**TASK DATA**.
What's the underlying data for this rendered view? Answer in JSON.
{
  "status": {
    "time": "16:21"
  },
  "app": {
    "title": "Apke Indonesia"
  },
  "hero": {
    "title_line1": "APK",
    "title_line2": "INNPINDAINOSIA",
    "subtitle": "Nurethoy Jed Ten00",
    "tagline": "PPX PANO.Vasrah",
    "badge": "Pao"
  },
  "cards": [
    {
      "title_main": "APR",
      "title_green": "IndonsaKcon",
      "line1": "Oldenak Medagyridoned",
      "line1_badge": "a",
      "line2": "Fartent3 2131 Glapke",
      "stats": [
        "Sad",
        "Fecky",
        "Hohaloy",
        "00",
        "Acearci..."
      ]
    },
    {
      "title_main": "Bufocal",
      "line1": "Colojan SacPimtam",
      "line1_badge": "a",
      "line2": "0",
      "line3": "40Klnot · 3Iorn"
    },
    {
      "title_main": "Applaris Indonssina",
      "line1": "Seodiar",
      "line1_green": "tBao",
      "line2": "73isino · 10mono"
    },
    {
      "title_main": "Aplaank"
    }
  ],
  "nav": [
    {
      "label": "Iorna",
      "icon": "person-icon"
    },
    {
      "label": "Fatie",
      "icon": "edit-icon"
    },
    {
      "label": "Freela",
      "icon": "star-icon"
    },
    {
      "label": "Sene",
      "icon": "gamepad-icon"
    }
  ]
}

**EXERCISE**. Write out every line from the records above, word for word.

**SOLUTION FOR THIS TASK**.
What's the underlying data for this rendered view? Answer in JSON.
{
  "status": {
    "time": "16:21"
  },
  "app": {
    "title": "Apke Indonesia"
  },
  "hero": {
    "title_line1": "APK",
    "title_line2": "INNPINDAINOSIA",
    "subtitle": "Nurethoy Jed Ten00",
    "tagline": "PPX PANO.Vasrah",
    "badge": "Pao"
  },
  "cards": [
    {
      "title_main": "APR",
      "title_green": "IndonsaKcon",
      "line1": "Oldenak Medagyridoned",
      "line1_badge": "a",
      "line2": "Fartent3 2131 Glapke",
      "stats": [
        "Sad",
        "Fecky",
        "Hohaloy",
        "00",
        "Acearci..."
      ]
    },
    {
      "title_main": "Bufocal",
      "line1": "Colojan SacPimtam",
      "line1_badge": "a",
      "line2": "0",
      "line3": "40Klnot · 3Iorn"
    },
    {
      "title_main": "Applaris Indonssina",
      "line1": "Seodiar",
      "line1_green": "tBao",
      "line2": "73isino · 10mono"
    },
    {
      "title_main": "Aplaank"
    }
  ],
  "nav": [
    {
      "label": "Iorna",
      "icon": "person-icon"
    },
    {
      "label": "Fatie",
      "icon": "edit-icon"
    },
    {
      "label": "Freela",
      "icon": "star-icon"
    },
    {
      "label": "Sene",
      "icon": "gamepad-icon"
    }
  ]
}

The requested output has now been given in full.